Extracted data entries
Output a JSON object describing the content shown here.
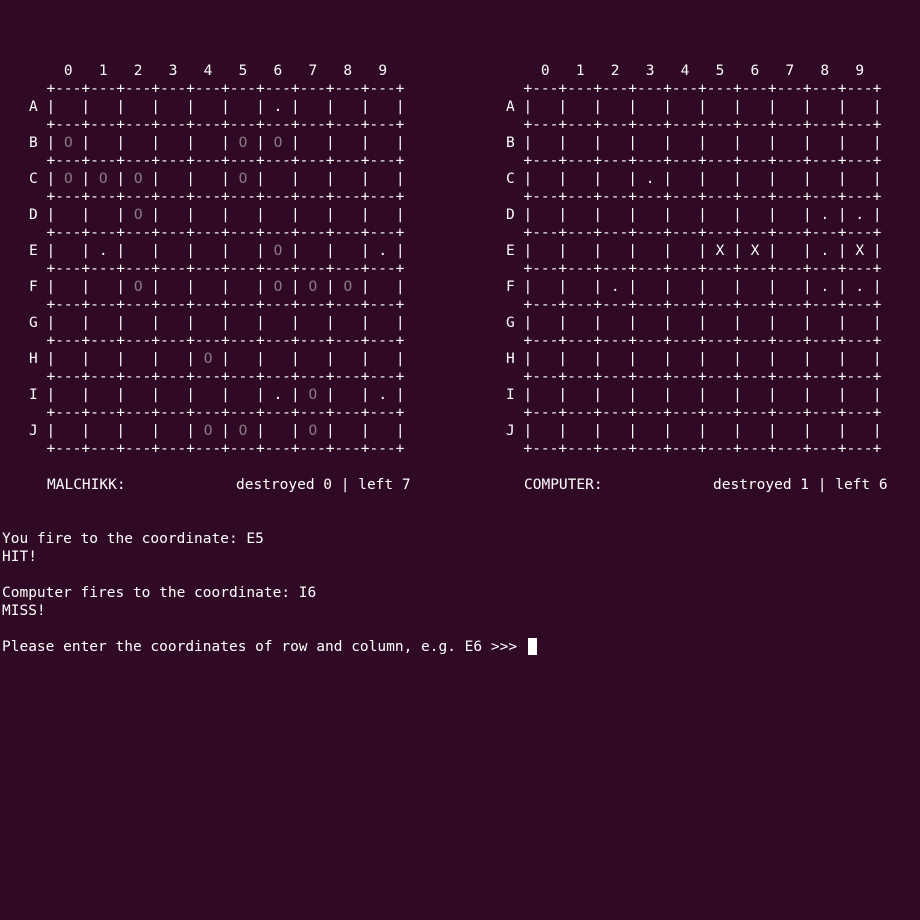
{
  "colors": {
    "background": "#300a24",
    "text": "#ffffff",
    "ship": "#8a7a85"
  },
  "boards": [
    {
      "id": "player",
      "column_labels": [
        "0",
        "1",
        "2",
        "3",
        "4",
        "5",
        "6",
        "7",
        "8",
        "9"
      ],
      "row_labels": [
        "A",
        "B",
        "C",
        "D",
        "E",
        "F",
        "G",
        "H",
        "I",
        "J"
      ],
      "cells": [
        [
          " ",
          " ",
          " ",
          " ",
          " ",
          " ",
          ".",
          " ",
          " ",
          " "
        ],
        [
          "O",
          " ",
          " ",
          " ",
          " ",
          "O",
          "O",
          " ",
          " ",
          " "
        ],
        [
          "O",
          "O",
          "O",
          " ",
          " ",
          "O",
          " ",
          " ",
          " ",
          " "
        ],
        [
          " ",
          " ",
          "O",
          " ",
          " ",
          " ",
          " ",
          " ",
          " ",
          " "
        ],
        [
          " ",
          ".",
          " ",
          " ",
          " ",
          " ",
          "O",
          " ",
          " ",
          "."
        ],
        [
          " ",
          " ",
          "O",
          " ",
          " ",
          " ",
          "O",
          "O",
          "O",
          " "
        ],
        [
          " ",
          " ",
          " ",
          " ",
          " ",
          " ",
          " ",
          " ",
          " ",
          " "
        ],
        [
          " ",
          " ",
          " ",
          " ",
          "O",
          " ",
          " ",
          " ",
          " ",
          " "
        ],
        [
          " ",
          " ",
          " ",
          " ",
          " ",
          " ",
          ".",
          "O",
          " ",
          "."
        ],
        [
          " ",
          " ",
          " ",
          " ",
          "O",
          "O",
          " ",
          "O",
          " ",
          " "
        ]
      ],
      "name": "MALCHIKK:",
      "status": "destroyed 0 | left 7"
    },
    {
      "id": "computer",
      "column_labels": [
        "0",
        "1",
        "2",
        "3",
        "4",
        "5",
        "6",
        "7",
        "8",
        "9"
      ],
      "row_labels": [
        "A",
        "B",
        "C",
        "D",
        "E",
        "F",
        "G",
        "H",
        "I",
        "J"
      ],
      "cells": [
        [
          " ",
          " ",
          " ",
          " ",
          " ",
          " ",
          " ",
          " ",
          " ",
          " "
        ],
        [
          " ",
          " ",
          " ",
          " ",
          " ",
          " ",
          " ",
          " ",
          " ",
          " "
        ],
        [
          " ",
          " ",
          " ",
          ".",
          " ",
          " ",
          " ",
          " ",
          " ",
          " "
        ],
        [
          " ",
          " ",
          " ",
          " ",
          " ",
          " ",
          " ",
          " ",
          ".",
          "."
        ],
        [
          " ",
          " ",
          " ",
          " ",
          " ",
          "X",
          "X",
          " ",
          ".",
          "X"
        ],
        [
          " ",
          " ",
          ".",
          " ",
          " ",
          " ",
          " ",
          " ",
          ".",
          "."
        ],
        [
          " ",
          " ",
          " ",
          " ",
          " ",
          " ",
          " ",
          " ",
          " ",
          " "
        ],
        [
          " ",
          " ",
          " ",
          " ",
          " ",
          " ",
          " ",
          " ",
          " ",
          " "
        ],
        [
          " ",
          " ",
          " ",
          " ",
          " ",
          " ",
          " ",
          " ",
          " ",
          " "
        ],
        [
          " ",
          " ",
          " ",
          " ",
          " ",
          " ",
          " ",
          " ",
          " ",
          " "
        ]
      ],
      "name": "COMPUTER:",
      "status": "destroyed 1 | left 6"
    }
  ],
  "log": {
    "player_fire": "You fire to the coordinate: E5",
    "player_result": "HIT!",
    "computer_fire": "Computer fires to the coordinate: I6",
    "computer_result": "MISS!",
    "prompt": "Please enter the coordinates of row and column, e.g. E6 >>> "
  }
}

Written instruction
Each line that holds the word "left" is to be copied.

Solution to the problem
      "status": "destroyed 0 | left 7"
      "status": "destroyed 1 | left 6"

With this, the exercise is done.